Figure contents as structured data:
★ ★ ★
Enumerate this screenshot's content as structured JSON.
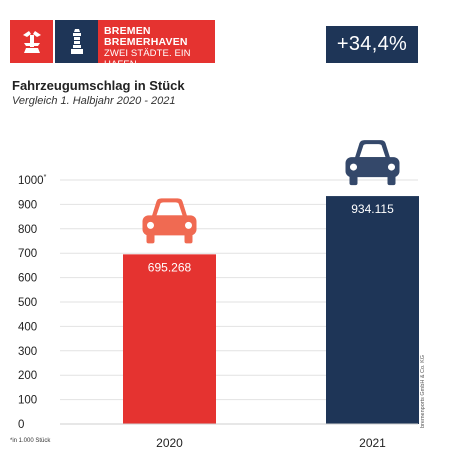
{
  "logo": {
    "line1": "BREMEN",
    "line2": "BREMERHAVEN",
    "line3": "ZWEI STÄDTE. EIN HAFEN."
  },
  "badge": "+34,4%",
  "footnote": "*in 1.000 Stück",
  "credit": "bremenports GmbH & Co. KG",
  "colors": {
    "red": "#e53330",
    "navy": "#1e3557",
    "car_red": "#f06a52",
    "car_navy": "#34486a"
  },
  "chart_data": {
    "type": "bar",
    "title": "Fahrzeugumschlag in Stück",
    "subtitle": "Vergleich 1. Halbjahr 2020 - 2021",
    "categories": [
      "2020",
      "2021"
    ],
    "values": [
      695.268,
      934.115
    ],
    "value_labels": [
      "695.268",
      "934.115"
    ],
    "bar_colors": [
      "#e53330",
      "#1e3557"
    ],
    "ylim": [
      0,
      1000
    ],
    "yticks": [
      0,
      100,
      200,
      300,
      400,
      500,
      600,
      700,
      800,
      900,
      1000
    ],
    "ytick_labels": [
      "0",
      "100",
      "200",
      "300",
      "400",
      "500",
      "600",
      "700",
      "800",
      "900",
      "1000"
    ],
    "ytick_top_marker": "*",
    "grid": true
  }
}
★ ★ ★
- _The request_
Copy the listing exactly. Any image in it stays out of the copy.

- _The reply_
Enumerate this screenshot's content as structured JSON.
{
  "logo": {
    "line1": "BREMEN",
    "line2": "BREMERHAVEN",
    "line3": "ZWEI STÄDTE. EIN HAFEN."
  },
  "badge": "+34,4%",
  "footnote": "*in 1.000 Stück",
  "credit": "bremenports GmbH & Co. KG",
  "colors": {
    "red": "#e53330",
    "navy": "#1e3557",
    "car_red": "#f06a52",
    "car_navy": "#34486a"
  },
  "chart_data": {
    "type": "bar",
    "title": "Fahrzeugumschlag in Stück",
    "subtitle": "Vergleich 1. Halbjahr 2020 - 2021",
    "categories": [
      "2020",
      "2021"
    ],
    "values": [
      695.268,
      934.115
    ],
    "value_labels": [
      "695.268",
      "934.115"
    ],
    "bar_colors": [
      "#e53330",
      "#1e3557"
    ],
    "ylim": [
      0,
      1000
    ],
    "yticks": [
      0,
      100,
      200,
      300,
      400,
      500,
      600,
      700,
      800,
      900,
      1000
    ],
    "ytick_labels": [
      "0",
      "100",
      "200",
      "300",
      "400",
      "500",
      "600",
      "700",
      "800",
      "900",
      "1000"
    ],
    "ytick_top_marker": "*",
    "grid": true
  }
}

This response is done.